*Record list*
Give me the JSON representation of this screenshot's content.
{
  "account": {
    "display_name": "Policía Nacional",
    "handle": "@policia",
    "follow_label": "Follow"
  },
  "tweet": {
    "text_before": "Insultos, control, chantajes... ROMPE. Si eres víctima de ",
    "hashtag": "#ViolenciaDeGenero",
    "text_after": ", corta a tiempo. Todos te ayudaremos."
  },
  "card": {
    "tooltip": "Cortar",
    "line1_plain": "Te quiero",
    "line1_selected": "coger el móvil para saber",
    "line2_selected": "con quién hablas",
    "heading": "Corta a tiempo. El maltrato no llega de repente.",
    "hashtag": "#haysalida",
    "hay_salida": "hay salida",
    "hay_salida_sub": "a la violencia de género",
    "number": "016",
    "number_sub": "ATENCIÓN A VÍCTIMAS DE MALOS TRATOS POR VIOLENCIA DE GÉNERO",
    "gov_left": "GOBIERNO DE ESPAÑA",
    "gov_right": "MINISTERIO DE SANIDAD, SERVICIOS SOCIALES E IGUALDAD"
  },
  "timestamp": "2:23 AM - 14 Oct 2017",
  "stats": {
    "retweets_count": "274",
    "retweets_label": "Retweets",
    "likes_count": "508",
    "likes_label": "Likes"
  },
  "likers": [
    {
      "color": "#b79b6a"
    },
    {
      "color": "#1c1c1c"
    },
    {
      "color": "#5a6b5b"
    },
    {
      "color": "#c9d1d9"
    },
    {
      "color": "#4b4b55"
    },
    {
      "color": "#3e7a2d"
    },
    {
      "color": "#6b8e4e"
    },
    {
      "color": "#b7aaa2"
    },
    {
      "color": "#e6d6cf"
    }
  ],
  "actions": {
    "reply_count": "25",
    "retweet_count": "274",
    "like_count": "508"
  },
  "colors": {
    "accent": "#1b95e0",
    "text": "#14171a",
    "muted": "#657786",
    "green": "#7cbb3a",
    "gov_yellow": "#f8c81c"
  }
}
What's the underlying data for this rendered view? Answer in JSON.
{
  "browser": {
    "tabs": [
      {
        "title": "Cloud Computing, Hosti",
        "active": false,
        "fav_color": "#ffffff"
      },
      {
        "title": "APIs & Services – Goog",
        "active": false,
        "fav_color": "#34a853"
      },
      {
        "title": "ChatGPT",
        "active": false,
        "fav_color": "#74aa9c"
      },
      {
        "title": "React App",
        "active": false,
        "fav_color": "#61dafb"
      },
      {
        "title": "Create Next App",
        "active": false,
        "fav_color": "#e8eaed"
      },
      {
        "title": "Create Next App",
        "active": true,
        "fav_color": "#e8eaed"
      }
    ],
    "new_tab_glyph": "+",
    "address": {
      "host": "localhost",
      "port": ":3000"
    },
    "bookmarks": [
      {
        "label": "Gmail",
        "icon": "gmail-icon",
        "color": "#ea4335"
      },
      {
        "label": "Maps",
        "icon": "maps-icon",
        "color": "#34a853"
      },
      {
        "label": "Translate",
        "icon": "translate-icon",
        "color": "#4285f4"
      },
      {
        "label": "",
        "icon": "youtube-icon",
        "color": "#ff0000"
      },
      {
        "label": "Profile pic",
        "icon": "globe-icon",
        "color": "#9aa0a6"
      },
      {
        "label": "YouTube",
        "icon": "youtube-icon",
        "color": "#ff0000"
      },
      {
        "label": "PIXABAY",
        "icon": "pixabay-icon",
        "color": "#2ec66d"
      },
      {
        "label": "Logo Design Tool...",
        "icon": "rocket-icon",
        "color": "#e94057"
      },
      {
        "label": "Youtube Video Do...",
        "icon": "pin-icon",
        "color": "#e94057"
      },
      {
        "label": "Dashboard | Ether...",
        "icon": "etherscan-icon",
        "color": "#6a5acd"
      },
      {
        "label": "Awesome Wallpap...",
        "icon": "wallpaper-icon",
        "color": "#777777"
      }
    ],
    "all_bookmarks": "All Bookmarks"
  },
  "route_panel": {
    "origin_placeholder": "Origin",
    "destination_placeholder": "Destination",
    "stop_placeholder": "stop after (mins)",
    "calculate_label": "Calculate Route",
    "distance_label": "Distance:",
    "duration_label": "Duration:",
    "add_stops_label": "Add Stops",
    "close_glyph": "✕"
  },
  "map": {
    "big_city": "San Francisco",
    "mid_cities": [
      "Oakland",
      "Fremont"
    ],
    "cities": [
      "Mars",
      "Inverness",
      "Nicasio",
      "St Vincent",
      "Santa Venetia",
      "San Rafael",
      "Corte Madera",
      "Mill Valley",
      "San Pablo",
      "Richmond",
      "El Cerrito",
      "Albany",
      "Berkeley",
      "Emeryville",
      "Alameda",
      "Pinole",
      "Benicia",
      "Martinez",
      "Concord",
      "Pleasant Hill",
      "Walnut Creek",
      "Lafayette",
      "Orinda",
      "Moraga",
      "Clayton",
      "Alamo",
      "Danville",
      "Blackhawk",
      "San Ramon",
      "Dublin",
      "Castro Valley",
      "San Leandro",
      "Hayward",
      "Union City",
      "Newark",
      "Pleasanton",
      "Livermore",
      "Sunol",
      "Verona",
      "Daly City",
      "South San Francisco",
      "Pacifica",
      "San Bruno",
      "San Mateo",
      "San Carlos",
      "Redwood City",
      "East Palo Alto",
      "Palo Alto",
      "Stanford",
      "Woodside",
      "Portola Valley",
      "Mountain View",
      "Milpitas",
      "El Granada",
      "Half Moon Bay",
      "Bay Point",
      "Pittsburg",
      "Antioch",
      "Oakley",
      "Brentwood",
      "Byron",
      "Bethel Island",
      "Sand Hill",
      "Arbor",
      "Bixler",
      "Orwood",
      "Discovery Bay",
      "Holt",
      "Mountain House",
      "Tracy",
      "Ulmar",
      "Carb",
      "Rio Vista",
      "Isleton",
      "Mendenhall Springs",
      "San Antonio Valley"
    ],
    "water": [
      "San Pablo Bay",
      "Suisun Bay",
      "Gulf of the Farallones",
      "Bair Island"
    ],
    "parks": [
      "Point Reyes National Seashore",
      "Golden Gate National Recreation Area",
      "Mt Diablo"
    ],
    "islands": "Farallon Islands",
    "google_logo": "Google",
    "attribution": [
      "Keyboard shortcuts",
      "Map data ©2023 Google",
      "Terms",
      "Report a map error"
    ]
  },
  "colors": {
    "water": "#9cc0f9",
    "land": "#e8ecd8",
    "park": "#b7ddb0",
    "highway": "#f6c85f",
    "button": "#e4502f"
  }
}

*Work to be completed*
Repeat each record in full; every line must match exactly.

*Complete output*
Give me the JSON representation of this screenshot's content.
{
  "account": {
    "display_name": "Policía Nacional",
    "handle": "@policia",
    "follow_label": "Follow"
  },
  "tweet": {
    "text_before": "Insultos, control, chantajes... ROMPE. Si eres víctima de ",
    "hashtag": "#ViolenciaDeGenero",
    "text_after": ", corta a tiempo. Todos te ayudaremos."
  },
  "card": {
    "tooltip": "Cortar",
    "line1_plain": "Te quiero",
    "line1_selected": "coger el móvil para saber",
    "line2_selected": "con quién hablas",
    "heading": "Corta a tiempo. El maltrato no llega de repente.",
    "hashtag": "#haysalida",
    "hay_salida": "hay salida",
    "hay_salida_sub": "a la violencia de género",
    "number": "016",
    "number_sub": "ATENCIÓN A VÍCTIMAS DE MALOS TRATOS POR VIOLENCIA DE GÉNERO",
    "gov_left": "GOBIERNO DE ESPAÑA",
    "gov_right": "MINISTERIO DE SANIDAD, SERVICIOS SOCIALES E IGUALDAD"
  },
  "timestamp": "2:23 AM - 14 Oct 2017",
  "stats": {
    "retweets_count": "274",
    "retweets_label": "Retweets",
    "likes_count": "508",
    "likes_label": "Likes"
  },
  "likers": [
    {
      "color": "#b79b6a"
    },
    {
      "color": "#1c1c1c"
    },
    {
      "color": "#5a6b5b"
    },
    {
      "color": "#c9d1d9"
    },
    {
      "color": "#4b4b55"
    },
    {
      "color": "#3e7a2d"
    },
    {
      "color": "#6b8e4e"
    },
    {
      "color": "#b7aaa2"
    },
    {
      "color": "#e6d6cf"
    }
  ],
  "actions": {
    "reply_count": "25",
    "retweet_count": "274",
    "like_count": "508"
  },
  "colors": {
    "accent": "#1b95e0",
    "text": "#14171a",
    "muted": "#657786",
    "green": "#7cbb3a",
    "gov_yellow": "#f8c81c"
  }
}
What's the underlying data for this rendered view? Answer in JSON.
{
  "browser": {
    "tabs": [
      {
        "title": "Cloud Computing, Hosti",
        "active": false,
        "fav_color": "#ffffff"
      },
      {
        "title": "APIs & Services – Goog",
        "active": false,
        "fav_color": "#34a853"
      },
      {
        "title": "ChatGPT",
        "active": false,
        "fav_color": "#74aa9c"
      },
      {
        "title": "React App",
        "active": false,
        "fav_color": "#61dafb"
      },
      {
        "title": "Create Next App",
        "active": false,
        "fav_color": "#e8eaed"
      },
      {
        "title": "Create Next App",
        "active": true,
        "fav_color": "#e8eaed"
      }
    ],
    "new_tab_glyph": "+",
    "address": {
      "host": "localhost",
      "port": ":3000"
    },
    "bookmarks": [
      {
        "label": "Gmail",
        "icon": "gmail-icon",
        "color": "#ea4335"
      },
      {
        "label": "Maps",
        "icon": "maps-icon",
        "color": "#34a853"
      },
      {
        "label": "Translate",
        "icon": "translate-icon",
        "color": "#4285f4"
      },
      {
        "label": "",
        "icon": "youtube-icon",
        "color": "#ff0000"
      },
      {
        "label": "Profile pic",
        "icon": "globe-icon",
        "color": "#9aa0a6"
      },
      {
        "label": "YouTube",
        "icon": "youtube-icon",
        "color": "#ff0000"
      },
      {
        "label": "PIXABAY",
        "icon": "pixabay-icon",
        "color": "#2ec66d"
      },
      {
        "label": "Logo Design Tool...",
        "icon": "rocket-icon",
        "color": "#e94057"
      },
      {
        "label": "Youtube Video Do...",
        "icon": "pin-icon",
        "color": "#e94057"
      },
      {
        "label": "Dashboard | Ether...",
        "icon": "etherscan-icon",
        "color": "#6a5acd"
      },
      {
        "label": "Awesome Wallpap...",
        "icon": "wallpaper-icon",
        "color": "#777777"
      }
    ],
    "all_bookmarks": "All Bookmarks"
  },
  "route_panel": {
    "origin_placeholder": "Origin",
    "destination_placeholder": "Destination",
    "stop_placeholder": "stop after (mins)",
    "calculate_label": "Calculate Route",
    "distance_label": "Distance:",
    "duration_label": "Duration:",
    "add_stops_label": "Add Stops",
    "close_glyph": "✕"
  },
  "map": {
    "big_city": "San Francisco",
    "mid_cities": [
      "Oakland",
      "Fremont"
    ],
    "cities": [
      "Mars",
      "Inverness",
      "Nicasio",
      "St Vincent",
      "Santa Venetia",
      "San Rafael",
      "Corte Madera",
      "Mill Valley",
      "San Pablo",
      "Richmond",
      "El Cerrito",
      "Albany",
      "Berkeley",
      "Emeryville",
      "Alameda",
      "Pinole",
      "Benicia",
      "Martinez",
      "Concord",
      "Pleasant Hill",
      "Walnut Creek",
      "Lafayette",
      "Orinda",
      "Moraga",
      "Clayton",
      "Alamo",
      "Danville",
      "Blackhawk",
      "San Ramon",
      "Dublin",
      "Castro Valley",
      "San Leandro",
      "Hayward",
      "Union City",
      "Newark",
      "Pleasanton",
      "Livermore",
      "Sunol",
      "Verona",
      "Daly City",
      "South San Francisco",
      "Pacifica",
      "San Bruno",
      "San Mateo",
      "San Carlos",
      "Redwood City",
      "East Palo Alto",
      "Palo Alto",
      "Stanford",
      "Woodside",
      "Portola Valley",
      "Mountain View",
      "Milpitas",
      "El Granada",
      "Half Moon Bay",
      "Bay Point",
      "Pittsburg",
      "Antioch",
      "Oakley",
      "Brentwood",
      "Byron",
      "Bethel Island",
      "Sand Hill",
      "Arbor",
      "Bixler",
      "Orwood",
      "Discovery Bay",
      "Holt",
      "Mountain House",
      "Tracy",
      "Ulmar",
      "Carb",
      "Rio Vista",
      "Isleton",
      "Mendenhall Springs",
      "San Antonio Valley"
    ],
    "water": [
      "San Pablo Bay",
      "Suisun Bay",
      "Gulf of the Farallones",
      "Bair Island"
    ],
    "parks": [
      "Point Reyes National Seashore",
      "Golden Gate National Recreation Area",
      "Mt Diablo"
    ],
    "islands": "Farallon Islands",
    "google_logo": "Google",
    "attribution": [
      "Keyboard shortcuts",
      "Map data ©2023 Google",
      "Terms",
      "Report a map error"
    ]
  },
  "colors": {
    "water": "#9cc0f9",
    "land": "#e8ecd8",
    "park": "#b7ddb0",
    "highway": "#f6c85f",
    "button": "#e4502f"
  }
}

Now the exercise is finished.